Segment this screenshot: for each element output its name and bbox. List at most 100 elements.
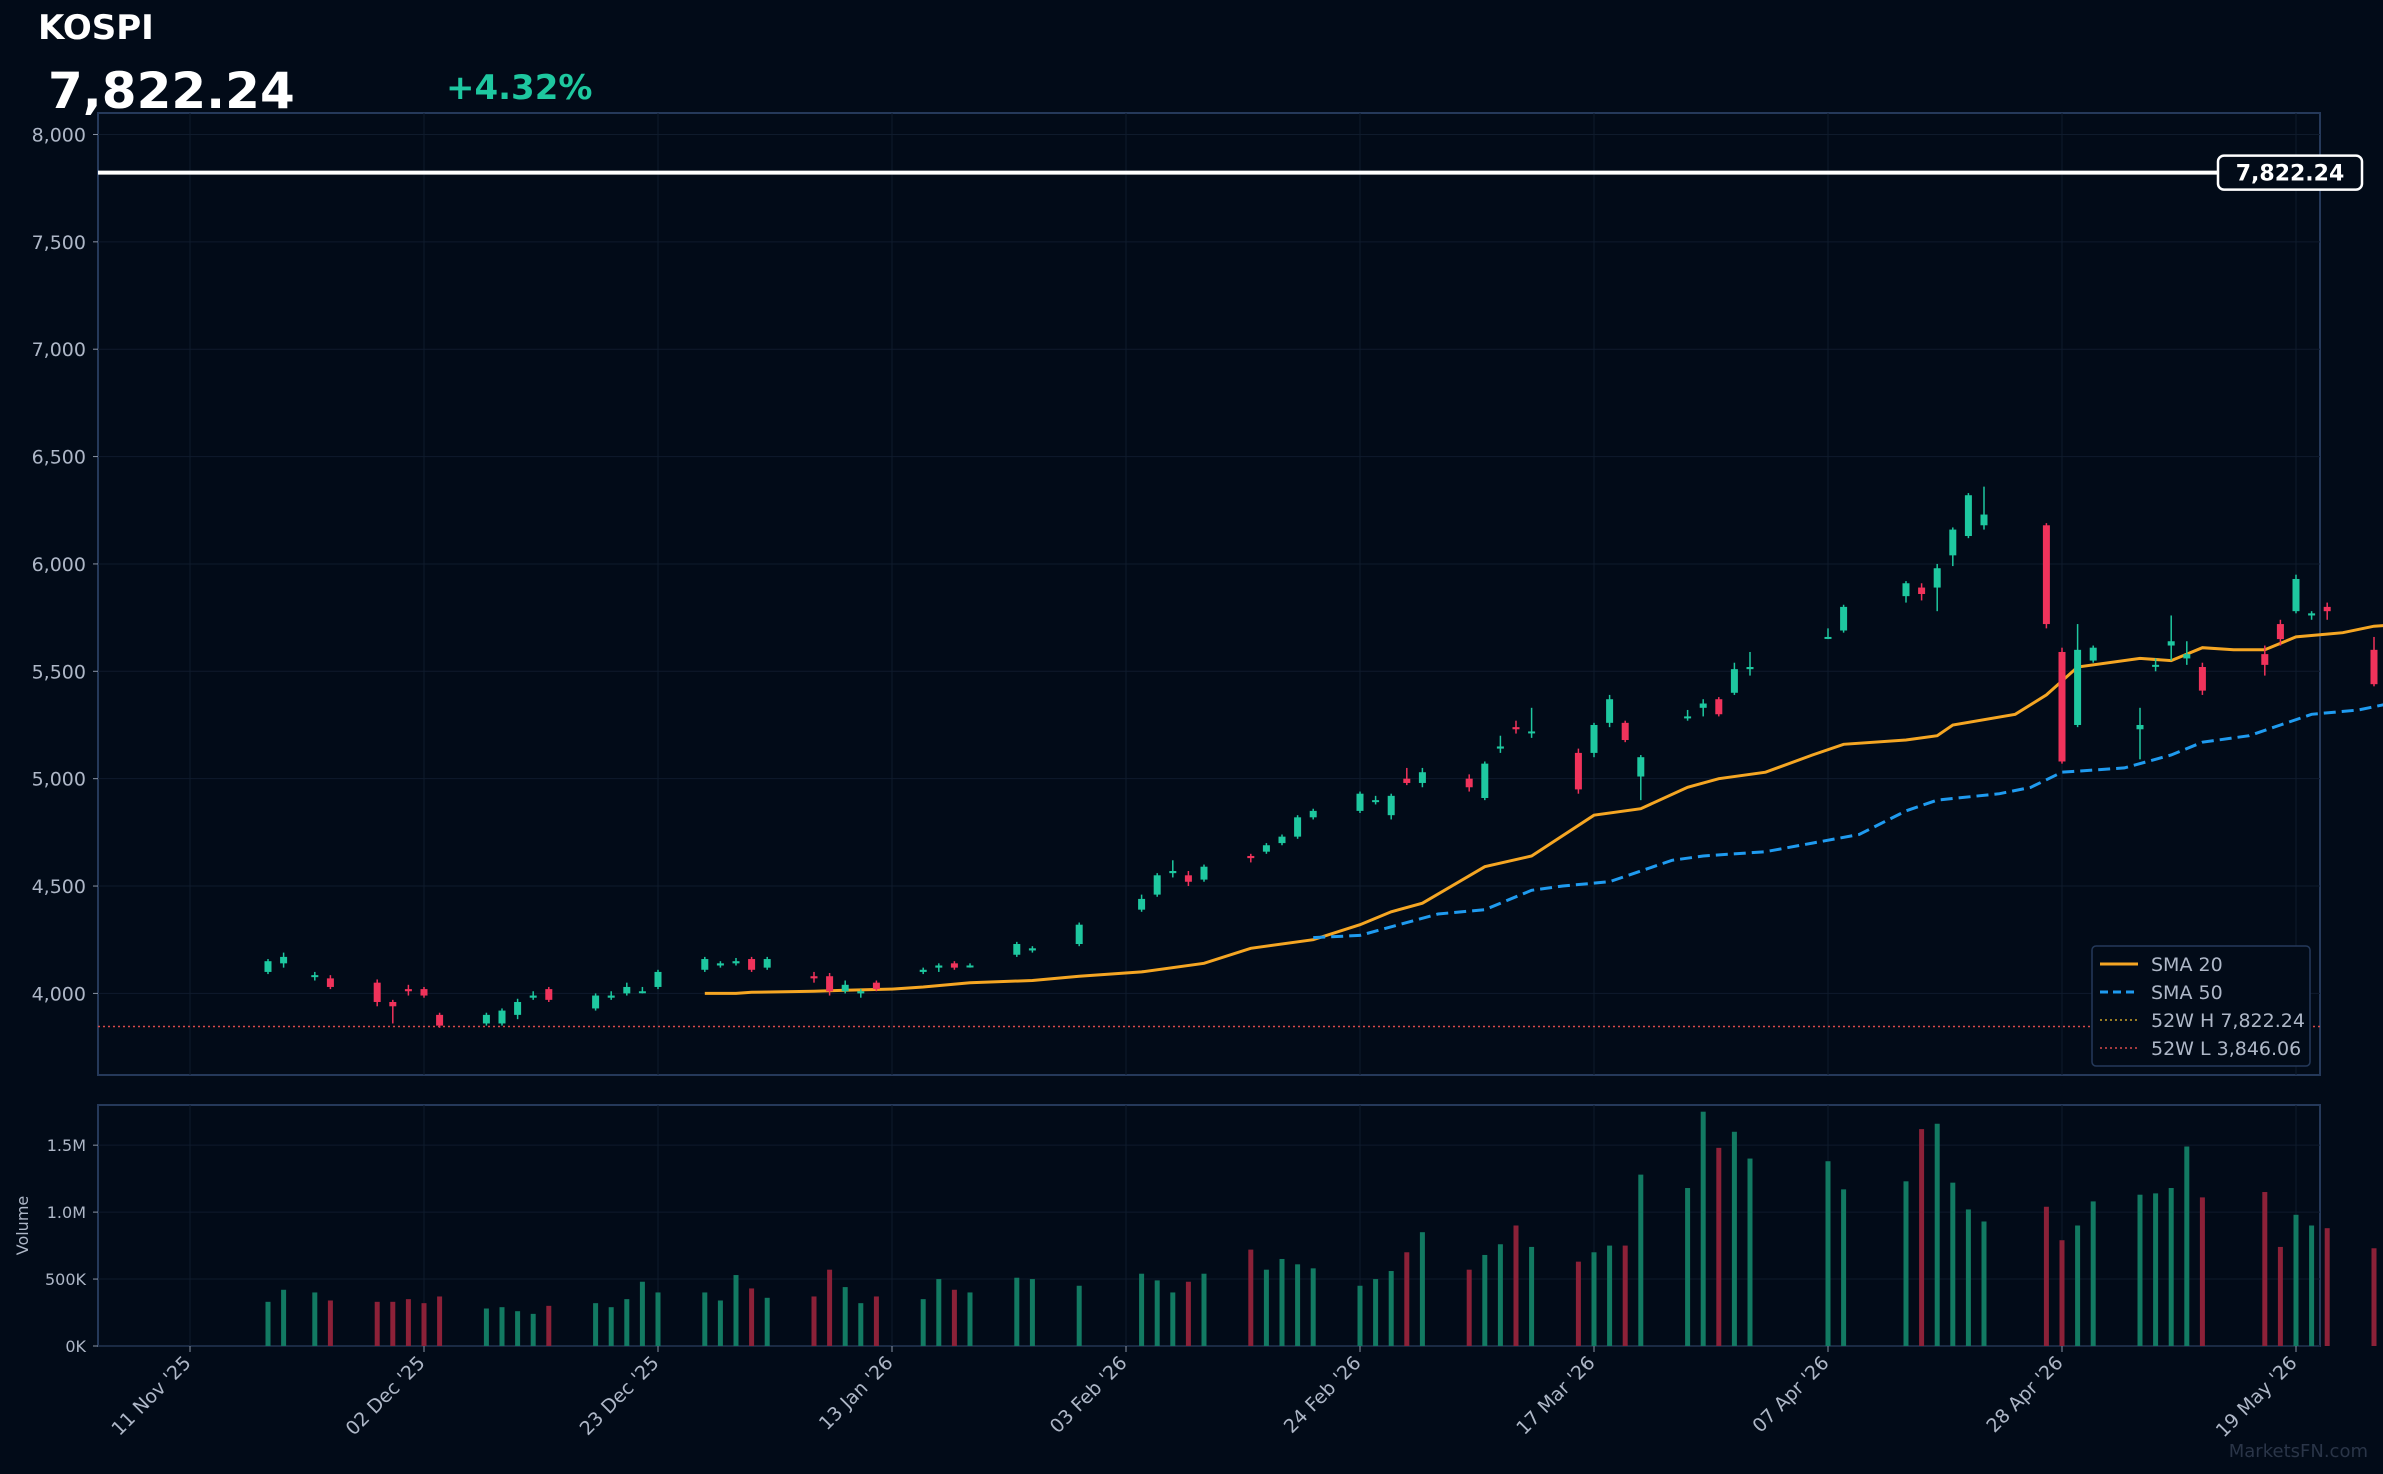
candle-body	[1247, 855, 1255, 859]
candle-body	[826, 976, 834, 992]
volume-bar	[1607, 1245, 1613, 1346]
x-tick-label: 24 Feb '26	[1280, 1352, 1366, 1438]
volume-bar	[327, 1300, 333, 1346]
candle-body	[607, 995, 615, 998]
candle-body	[1200, 866, 1208, 880]
candle-body	[404, 989, 412, 992]
volume-bar	[2043, 1206, 2049, 1346]
price-panel: 4,000 4,500 5,000 5,500 6,000 6,500 7,000 7,500…	[32, 112, 2383, 1076]
y-tick-label: 7,500	[32, 232, 86, 254]
candle-body	[373, 982, 381, 1002]
y-tick-label: 4,000	[32, 983, 86, 1005]
candle-body	[498, 1010, 506, 1024]
volume-bar	[733, 1275, 739, 1346]
candle-body	[1278, 836, 1286, 844]
candle-body	[919, 969, 927, 972]
volume-bar	[827, 1269, 833, 1346]
volume-bar	[873, 1296, 879, 1346]
candle-body	[1403, 778, 1411, 783]
volume-panel-frame	[97, 1104, 2321, 1347]
volume-bar	[1497, 1244, 1503, 1346]
volume-bar	[1950, 1182, 1956, 1346]
volume-bar	[1076, 1285, 1082, 1346]
candle-body	[1699, 703, 1707, 708]
volume-bar	[390, 1301, 396, 1346]
candle-body	[482, 1014, 490, 1024]
volume-bar	[1404, 1252, 1410, 1346]
candle-body	[1075, 924, 1083, 945]
volume-bar	[1373, 1279, 1379, 1346]
watermark: MarketsFN.com	[2229, 1441, 2368, 1462]
candle-body	[716, 963, 724, 966]
volume-tick-label: 0K	[65, 1337, 86, 1356]
volume-bar	[1388, 1271, 1394, 1346]
x-tick-label: 11 Nov '25	[107, 1352, 195, 1440]
x-tick-label: 13 Jan '26	[815, 1352, 898, 1435]
candle-body	[311, 975, 319, 978]
candle-body	[2292, 578, 2300, 612]
y-tick-label: 6,500	[32, 447, 86, 469]
volume-tick-label: 500K	[45, 1270, 87, 1289]
candle-body	[1262, 845, 1270, 852]
volume-bar	[2309, 1225, 2315, 1346]
x-tick-label: 17 Mar '26	[1512, 1352, 1599, 1439]
volume-bar	[405, 1299, 411, 1346]
volume-bar	[1529, 1246, 1535, 1346]
volume-axis-label: Volume	[13, 1196, 32, 1256]
volume-bar	[1170, 1292, 1176, 1346]
volume-bar	[265, 1301, 271, 1346]
candle-body	[1621, 722, 1629, 741]
candle-body	[1715, 699, 1723, 715]
last-price-tag	[2216, 154, 2364, 191]
last-price-tag-label: 7,822.24	[2236, 162, 2345, 187]
sma50-line	[1313, 703, 2383, 940]
candle-body	[592, 995, 600, 1009]
candle-body	[1028, 948, 1036, 951]
candle-body	[1184, 875, 1192, 882]
candle-body	[1153, 875, 1161, 895]
candle-body	[1387, 795, 1395, 816]
volume-bar	[593, 1303, 599, 1346]
volume-bar	[2262, 1192, 2268, 1346]
volume-bar	[1279, 1258, 1285, 1346]
candle-body	[1606, 699, 1614, 723]
legend-label: SMA 20	[2151, 954, 2223, 976]
volume-bar	[1201, 1273, 1207, 1346]
volume-panel: 0K 500K 1.0M 1.5M Volume	[13, 1104, 2377, 1356]
candle-body	[280, 956, 288, 964]
candle-body	[2058, 651, 2066, 762]
candle-body	[2198, 667, 2206, 691]
candle-body	[1528, 731, 1536, 734]
volume-bar	[639, 1281, 645, 1346]
legend-label: SMA 50	[2151, 982, 2223, 1004]
volume-bar	[1591, 1252, 1597, 1346]
volume-bar	[1185, 1281, 1191, 1346]
volume-bar	[1716, 1147, 1722, 1346]
volume-bar	[608, 1307, 614, 1346]
candle-body	[1824, 636, 1832, 639]
volume-bar	[2324, 1228, 2330, 1346]
y-tick-label: 5,000	[32, 769, 86, 791]
volume-bar	[2168, 1188, 2174, 1346]
volume-bar	[2075, 1225, 2081, 1346]
volume-bar	[1139, 1273, 1145, 1346]
candle-body	[529, 995, 537, 998]
volume-bar	[530, 1313, 536, 1346]
volume-bar	[281, 1289, 287, 1346]
volume-bar	[2059, 1240, 2065, 1346]
candle-body	[1356, 793, 1364, 811]
volume-bar	[499, 1307, 505, 1346]
volume-bar	[483, 1308, 489, 1346]
candle-body	[701, 959, 709, 970]
volume-bar	[312, 1292, 318, 1346]
volume-bar	[1513, 1225, 1519, 1346]
candle-body	[1590, 724, 1598, 753]
volume-bar	[1685, 1188, 1691, 1346]
candle-body	[1481, 763, 1489, 798]
legend-label: 52W L 3,846.06	[2151, 1038, 2301, 1060]
candle-body	[1372, 800, 1380, 803]
candle-body	[872, 982, 880, 990]
volume-bar	[1981, 1221, 1987, 1346]
candle-body	[420, 989, 428, 996]
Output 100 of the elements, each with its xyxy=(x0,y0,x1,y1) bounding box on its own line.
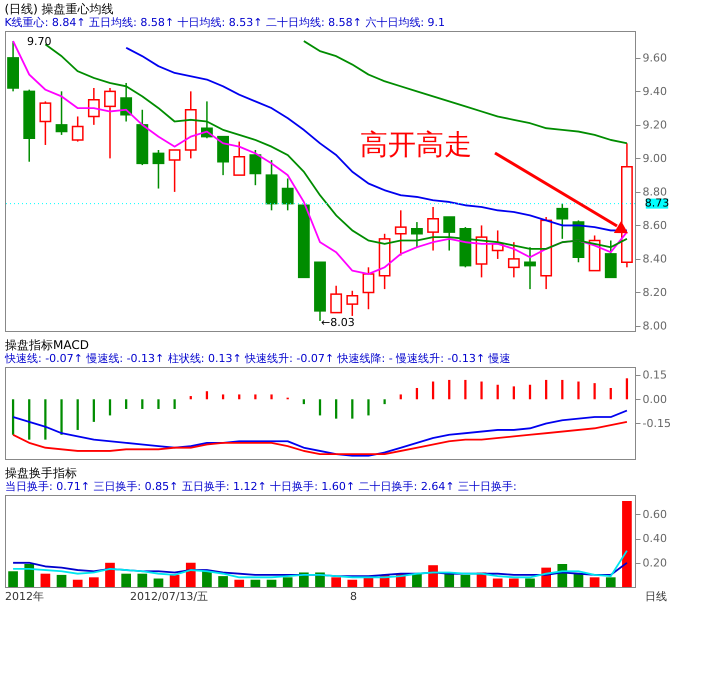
bar xyxy=(593,383,596,400)
bar xyxy=(40,574,50,587)
bar xyxy=(400,394,402,400)
candlestick xyxy=(282,178,294,212)
text: 8 xyxy=(350,590,357,603)
y-tick-label: 0.60 xyxy=(642,508,667,521)
bar xyxy=(238,394,240,400)
y-tick-label: 9.00 xyxy=(642,152,667,165)
bar xyxy=(121,574,131,587)
chart-subtitle: 当日换手: 0.71↑ 三日换手: 0.85↑ 五日换手: 1.12↑ 十日换手: 1.60↑ 二十日换手: 2.64↑ 三十日换手: xyxy=(5,480,517,493)
y-tick-label: 0.20 xyxy=(642,556,667,570)
candlestick xyxy=(427,206,439,252)
y-tick-label: 9.60 xyxy=(642,51,667,64)
candlestick xyxy=(362,266,374,310)
bar xyxy=(347,580,358,587)
y-tick-label: 0.00 xyxy=(642,392,667,406)
bar xyxy=(270,394,273,400)
chart-subtitle: 快速线: -0.07↑ 慢速线: -0.13↑ 柱状线: 0.13↑ 快速线升: -0.07↑ 快速线降: - 慢速线升: -0.13↑ 慢速 xyxy=(4,352,511,365)
y-tick-label: 9.20 xyxy=(642,118,667,132)
bar xyxy=(335,399,338,419)
bar xyxy=(606,577,616,587)
bar xyxy=(610,388,612,400)
y-tick-label: 0.40 xyxy=(642,532,667,546)
bar xyxy=(545,380,548,400)
bar xyxy=(92,399,95,422)
bar xyxy=(125,399,128,409)
bar xyxy=(250,580,260,587)
y-tick-label: -0.15 xyxy=(642,416,671,430)
y-tick-label: 8.00 xyxy=(642,319,667,332)
candlestick xyxy=(249,149,262,186)
bar xyxy=(412,574,422,587)
bar xyxy=(512,386,515,400)
y-tick-label: 8.20 xyxy=(642,286,667,299)
chart-title: 操盘指标MACD xyxy=(5,338,89,352)
y-tick-label: 8.80 xyxy=(642,185,667,198)
bar xyxy=(509,578,519,587)
line-series xyxy=(12,420,628,456)
bar xyxy=(282,577,293,587)
bar xyxy=(574,574,584,587)
bar xyxy=(72,580,83,587)
y-tick-label: 8.40 xyxy=(642,252,667,266)
bar xyxy=(170,574,180,587)
bar xyxy=(89,577,99,587)
bar xyxy=(266,580,276,587)
line-series xyxy=(12,550,628,578)
bar xyxy=(190,396,192,400)
bar xyxy=(254,394,257,400)
bar xyxy=(496,384,499,400)
text: 2012/07/13/五 xyxy=(130,590,208,603)
candlestick xyxy=(88,87,100,126)
chart-title: (日线) 操盘重心均线 xyxy=(4,2,114,16)
candlestick xyxy=(104,87,116,160)
bar xyxy=(561,380,564,400)
bar xyxy=(141,399,144,409)
text: 2012年 xyxy=(5,590,44,603)
text: 日线 xyxy=(645,590,667,603)
candlestick xyxy=(346,290,358,317)
candlestick xyxy=(39,100,52,146)
annotation: ←8.03 xyxy=(321,316,355,329)
candlestick xyxy=(330,285,342,314)
bar xyxy=(222,394,224,400)
candlestick xyxy=(72,116,84,142)
bar xyxy=(302,399,305,404)
candlestick xyxy=(56,90,68,136)
bar xyxy=(448,380,450,400)
annotation: 高开高走 xyxy=(360,128,472,161)
candlestick xyxy=(233,140,246,176)
bar xyxy=(28,399,30,440)
bar xyxy=(56,574,66,587)
y-tick-label: 8.60 xyxy=(642,218,667,232)
chart-subtitle: K线重心: 8.84↑ 五日均线: 8.58↑ 十日均线: 8.53↑ 二十日均线: 8.58↑ 六十日均线: 9.1 xyxy=(4,16,446,29)
bar xyxy=(76,399,79,430)
line-series xyxy=(12,410,628,457)
bar xyxy=(492,578,503,587)
candlestick xyxy=(556,202,568,240)
bar xyxy=(206,391,208,400)
bar xyxy=(218,576,228,587)
bar xyxy=(24,564,34,587)
annotation: 9.70 xyxy=(27,35,52,48)
bar xyxy=(105,562,115,587)
bar xyxy=(525,578,535,587)
bar xyxy=(622,501,632,587)
bar xyxy=(154,578,164,587)
candlestick xyxy=(394,210,407,256)
y-tick-label: 0.15 xyxy=(642,368,667,382)
bar xyxy=(444,574,454,587)
candlestick xyxy=(168,149,181,193)
candlestick xyxy=(508,241,520,278)
bar xyxy=(460,574,470,587)
bar xyxy=(351,399,354,419)
bar xyxy=(8,571,18,587)
bar xyxy=(416,388,418,400)
bar xyxy=(428,565,438,587)
y-tick-label: 9.40 xyxy=(642,84,667,98)
bar xyxy=(137,574,148,587)
bar xyxy=(590,577,600,587)
candlestick xyxy=(152,149,164,190)
bar xyxy=(234,580,244,587)
bar xyxy=(202,571,212,587)
bar xyxy=(331,577,341,587)
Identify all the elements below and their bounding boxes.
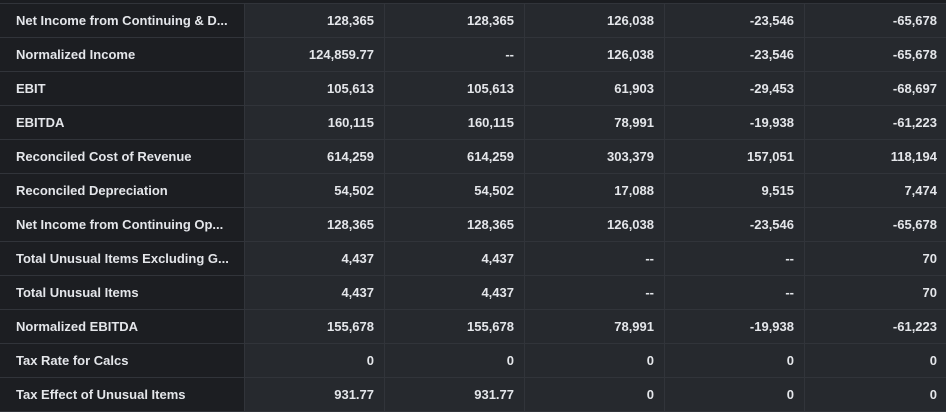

Problem: Write out, character for character, every line starting with the line that contains "855, 1255, 859]" and going on through the line that contains "1271, 1394, 1346]", including both of those lines.

Correct output:
candle-body	[1247, 855, 1255, 859]
candle-body	[826, 976, 834, 992]
volume-bar	[1607, 1245, 1613, 1346]
x-tick-label: 24 Feb '26	[1280, 1352, 1366, 1438]
volume-bar	[327, 1300, 333, 1346]
candle-body	[607, 995, 615, 998]
candle-body	[1200, 866, 1208, 880]
candle-body	[404, 989, 412, 992]
volume-bar	[2043, 1206, 2049, 1346]
price-panel: 4,000 4,500 5,000 5,500 6,000 6,500 7,000 7,500…	[32, 112, 2383, 1076]
y-tick-label: 7,500	[32, 232, 86, 254]
candle-body	[373, 982, 381, 1002]
y-tick-label: 4,000	[32, 983, 86, 1005]
candle-body	[498, 1010, 506, 1024]
volume-bar	[733, 1275, 739, 1346]
candle-body	[1278, 836, 1286, 844]
candle-body	[919, 969, 927, 972]
volume-bar	[827, 1269, 833, 1346]
volume-bar	[873, 1296, 879, 1346]
candle-body	[1403, 778, 1411, 783]
volume-panel-frame	[97, 1104, 2321, 1347]
volume-bar	[1497, 1244, 1503, 1346]
volume-bar	[1950, 1182, 1956, 1346]
volume-bar	[1076, 1285, 1082, 1346]
candle-body	[1699, 703, 1707, 708]
volume-bar	[390, 1301, 396, 1346]
candle-body	[482, 1014, 490, 1024]
volume-bar	[1404, 1252, 1410, 1346]
candle-body	[1075, 924, 1083, 945]
volume-bar	[1373, 1279, 1379, 1346]
watermark: MarketsFN.com	[2229, 1441, 2368, 1462]
candle-body	[716, 963, 724, 966]
volume-tick-label: 0K	[65, 1337, 86, 1356]
volume-bar	[1388, 1271, 1394, 1346]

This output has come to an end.